## EXERCISE TASK
Using the listing below, select the lines with the word "true" and copy them.

## WORKING DATA
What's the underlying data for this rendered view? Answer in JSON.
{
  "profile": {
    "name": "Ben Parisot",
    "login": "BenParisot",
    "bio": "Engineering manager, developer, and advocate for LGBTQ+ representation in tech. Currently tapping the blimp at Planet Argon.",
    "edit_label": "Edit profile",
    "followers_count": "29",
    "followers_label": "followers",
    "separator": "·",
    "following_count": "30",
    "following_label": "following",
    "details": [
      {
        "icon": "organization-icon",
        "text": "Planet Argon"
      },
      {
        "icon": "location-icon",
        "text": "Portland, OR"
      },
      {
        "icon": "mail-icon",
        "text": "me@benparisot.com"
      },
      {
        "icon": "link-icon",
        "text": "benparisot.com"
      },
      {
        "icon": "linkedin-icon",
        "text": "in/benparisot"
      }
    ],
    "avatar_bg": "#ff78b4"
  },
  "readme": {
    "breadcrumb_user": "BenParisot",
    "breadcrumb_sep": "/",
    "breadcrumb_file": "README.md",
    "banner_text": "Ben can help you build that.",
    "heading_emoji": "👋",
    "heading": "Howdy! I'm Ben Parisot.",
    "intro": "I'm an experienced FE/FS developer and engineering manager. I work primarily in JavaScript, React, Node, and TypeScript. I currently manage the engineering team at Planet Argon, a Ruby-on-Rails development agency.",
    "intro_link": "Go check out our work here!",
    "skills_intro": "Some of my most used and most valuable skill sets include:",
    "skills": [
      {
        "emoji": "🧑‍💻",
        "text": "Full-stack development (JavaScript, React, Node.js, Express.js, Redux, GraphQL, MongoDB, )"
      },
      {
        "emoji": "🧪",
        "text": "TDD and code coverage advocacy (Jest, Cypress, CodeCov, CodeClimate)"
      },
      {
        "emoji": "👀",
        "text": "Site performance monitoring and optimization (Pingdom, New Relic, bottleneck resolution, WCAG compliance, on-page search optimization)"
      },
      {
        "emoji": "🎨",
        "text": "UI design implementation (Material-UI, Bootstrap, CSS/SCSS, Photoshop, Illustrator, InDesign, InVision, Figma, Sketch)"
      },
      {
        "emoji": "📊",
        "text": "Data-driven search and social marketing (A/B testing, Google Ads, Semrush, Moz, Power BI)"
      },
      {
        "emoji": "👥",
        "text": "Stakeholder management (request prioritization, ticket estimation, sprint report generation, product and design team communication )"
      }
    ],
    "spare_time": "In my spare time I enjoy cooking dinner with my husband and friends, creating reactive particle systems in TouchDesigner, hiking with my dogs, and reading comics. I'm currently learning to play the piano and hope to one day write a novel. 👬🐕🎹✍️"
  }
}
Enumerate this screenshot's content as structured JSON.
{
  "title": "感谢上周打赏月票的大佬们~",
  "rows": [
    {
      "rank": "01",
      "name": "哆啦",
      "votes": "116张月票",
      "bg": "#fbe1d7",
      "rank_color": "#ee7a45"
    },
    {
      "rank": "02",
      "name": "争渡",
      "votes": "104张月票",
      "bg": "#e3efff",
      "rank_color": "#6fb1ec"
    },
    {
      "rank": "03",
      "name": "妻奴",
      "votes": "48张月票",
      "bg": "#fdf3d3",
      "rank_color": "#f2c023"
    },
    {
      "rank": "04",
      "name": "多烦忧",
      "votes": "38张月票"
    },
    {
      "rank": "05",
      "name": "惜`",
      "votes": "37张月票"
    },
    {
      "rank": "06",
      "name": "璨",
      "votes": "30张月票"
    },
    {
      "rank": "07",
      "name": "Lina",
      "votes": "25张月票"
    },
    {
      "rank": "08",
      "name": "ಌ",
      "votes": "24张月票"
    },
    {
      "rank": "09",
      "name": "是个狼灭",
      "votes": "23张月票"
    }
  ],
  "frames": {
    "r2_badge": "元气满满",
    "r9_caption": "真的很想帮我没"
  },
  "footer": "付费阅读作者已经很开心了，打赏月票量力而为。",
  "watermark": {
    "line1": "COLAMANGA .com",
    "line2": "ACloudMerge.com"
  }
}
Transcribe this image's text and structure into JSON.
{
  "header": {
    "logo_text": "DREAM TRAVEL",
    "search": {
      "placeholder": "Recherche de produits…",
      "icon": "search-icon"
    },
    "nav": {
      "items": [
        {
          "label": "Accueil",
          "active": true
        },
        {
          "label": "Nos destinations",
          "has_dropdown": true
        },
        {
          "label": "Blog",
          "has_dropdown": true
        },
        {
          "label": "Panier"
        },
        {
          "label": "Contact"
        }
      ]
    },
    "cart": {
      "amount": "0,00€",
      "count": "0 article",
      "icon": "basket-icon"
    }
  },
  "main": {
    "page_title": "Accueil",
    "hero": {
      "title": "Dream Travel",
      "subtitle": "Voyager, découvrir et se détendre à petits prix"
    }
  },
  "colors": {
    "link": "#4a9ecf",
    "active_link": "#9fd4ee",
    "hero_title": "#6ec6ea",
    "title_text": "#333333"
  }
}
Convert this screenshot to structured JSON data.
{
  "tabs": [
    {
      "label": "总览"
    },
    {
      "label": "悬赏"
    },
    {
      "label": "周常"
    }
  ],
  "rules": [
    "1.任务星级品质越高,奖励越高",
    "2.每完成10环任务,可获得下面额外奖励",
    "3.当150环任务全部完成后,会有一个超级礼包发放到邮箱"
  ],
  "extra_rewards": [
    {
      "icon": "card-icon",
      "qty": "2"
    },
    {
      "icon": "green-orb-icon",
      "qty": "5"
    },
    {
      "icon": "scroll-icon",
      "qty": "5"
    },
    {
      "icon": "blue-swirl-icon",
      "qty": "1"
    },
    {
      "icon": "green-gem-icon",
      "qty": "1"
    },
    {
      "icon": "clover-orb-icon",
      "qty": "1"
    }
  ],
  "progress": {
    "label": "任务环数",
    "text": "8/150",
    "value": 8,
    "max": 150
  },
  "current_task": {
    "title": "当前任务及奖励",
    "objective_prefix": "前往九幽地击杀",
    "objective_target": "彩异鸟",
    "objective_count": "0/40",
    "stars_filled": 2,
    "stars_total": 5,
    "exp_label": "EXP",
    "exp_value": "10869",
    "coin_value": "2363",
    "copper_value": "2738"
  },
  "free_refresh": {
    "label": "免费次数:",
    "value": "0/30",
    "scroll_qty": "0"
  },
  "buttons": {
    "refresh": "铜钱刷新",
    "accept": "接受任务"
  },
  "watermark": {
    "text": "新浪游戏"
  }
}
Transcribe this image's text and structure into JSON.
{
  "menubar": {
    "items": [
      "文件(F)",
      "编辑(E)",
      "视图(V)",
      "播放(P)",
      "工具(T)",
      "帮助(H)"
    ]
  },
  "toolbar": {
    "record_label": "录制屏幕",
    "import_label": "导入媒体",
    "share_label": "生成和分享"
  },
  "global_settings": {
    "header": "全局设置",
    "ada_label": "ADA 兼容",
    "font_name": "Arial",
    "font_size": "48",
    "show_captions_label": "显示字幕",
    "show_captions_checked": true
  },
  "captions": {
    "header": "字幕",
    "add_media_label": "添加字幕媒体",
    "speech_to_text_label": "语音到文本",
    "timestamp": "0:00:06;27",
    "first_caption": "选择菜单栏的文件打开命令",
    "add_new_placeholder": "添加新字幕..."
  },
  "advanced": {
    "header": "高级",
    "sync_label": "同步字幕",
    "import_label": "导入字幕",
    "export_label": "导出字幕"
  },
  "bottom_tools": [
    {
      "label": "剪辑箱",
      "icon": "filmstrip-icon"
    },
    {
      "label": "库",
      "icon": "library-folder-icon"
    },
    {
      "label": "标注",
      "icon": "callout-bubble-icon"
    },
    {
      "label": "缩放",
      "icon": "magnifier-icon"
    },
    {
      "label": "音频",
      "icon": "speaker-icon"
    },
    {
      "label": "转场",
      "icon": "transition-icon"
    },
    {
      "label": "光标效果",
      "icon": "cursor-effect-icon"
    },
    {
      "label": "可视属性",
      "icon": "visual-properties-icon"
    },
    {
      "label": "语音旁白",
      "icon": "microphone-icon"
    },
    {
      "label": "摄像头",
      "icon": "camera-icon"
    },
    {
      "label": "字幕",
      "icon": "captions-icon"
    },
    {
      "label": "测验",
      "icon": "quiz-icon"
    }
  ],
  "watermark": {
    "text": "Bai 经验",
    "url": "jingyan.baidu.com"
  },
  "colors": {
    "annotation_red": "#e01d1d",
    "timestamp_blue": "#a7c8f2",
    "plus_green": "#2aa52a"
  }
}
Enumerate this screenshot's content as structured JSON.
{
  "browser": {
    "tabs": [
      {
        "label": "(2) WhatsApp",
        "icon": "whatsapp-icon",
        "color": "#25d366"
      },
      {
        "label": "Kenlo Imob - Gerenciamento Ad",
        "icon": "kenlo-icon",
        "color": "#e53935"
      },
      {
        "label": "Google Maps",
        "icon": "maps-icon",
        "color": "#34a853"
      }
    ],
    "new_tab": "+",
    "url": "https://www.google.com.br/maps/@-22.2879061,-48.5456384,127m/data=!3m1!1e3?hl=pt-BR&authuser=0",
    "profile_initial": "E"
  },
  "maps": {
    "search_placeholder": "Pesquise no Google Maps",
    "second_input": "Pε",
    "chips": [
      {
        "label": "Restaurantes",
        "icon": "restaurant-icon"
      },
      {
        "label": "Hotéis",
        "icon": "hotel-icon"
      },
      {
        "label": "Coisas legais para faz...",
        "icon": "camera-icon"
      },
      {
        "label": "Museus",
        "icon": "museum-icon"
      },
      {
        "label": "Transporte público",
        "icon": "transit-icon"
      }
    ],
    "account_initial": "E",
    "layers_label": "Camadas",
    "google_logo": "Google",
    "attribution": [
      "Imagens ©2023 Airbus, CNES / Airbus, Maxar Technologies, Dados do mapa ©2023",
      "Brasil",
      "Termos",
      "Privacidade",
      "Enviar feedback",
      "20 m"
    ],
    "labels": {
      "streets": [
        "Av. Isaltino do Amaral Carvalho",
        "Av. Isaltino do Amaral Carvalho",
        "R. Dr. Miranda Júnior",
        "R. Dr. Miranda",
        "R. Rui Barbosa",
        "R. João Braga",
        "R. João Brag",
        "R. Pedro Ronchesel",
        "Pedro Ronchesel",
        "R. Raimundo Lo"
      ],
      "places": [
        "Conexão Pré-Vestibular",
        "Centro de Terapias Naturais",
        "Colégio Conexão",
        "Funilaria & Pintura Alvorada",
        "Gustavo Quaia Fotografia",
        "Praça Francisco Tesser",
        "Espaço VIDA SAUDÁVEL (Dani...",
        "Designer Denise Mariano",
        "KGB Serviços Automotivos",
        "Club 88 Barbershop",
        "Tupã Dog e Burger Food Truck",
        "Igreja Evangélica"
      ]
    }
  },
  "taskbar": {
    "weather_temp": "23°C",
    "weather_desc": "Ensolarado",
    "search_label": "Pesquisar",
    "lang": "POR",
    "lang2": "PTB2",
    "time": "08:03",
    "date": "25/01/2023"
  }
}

## THE COMPLETED TASK
          "active": true
          "has_dropdown": true
          "has_dropdown": true
    "show_captions_checked": true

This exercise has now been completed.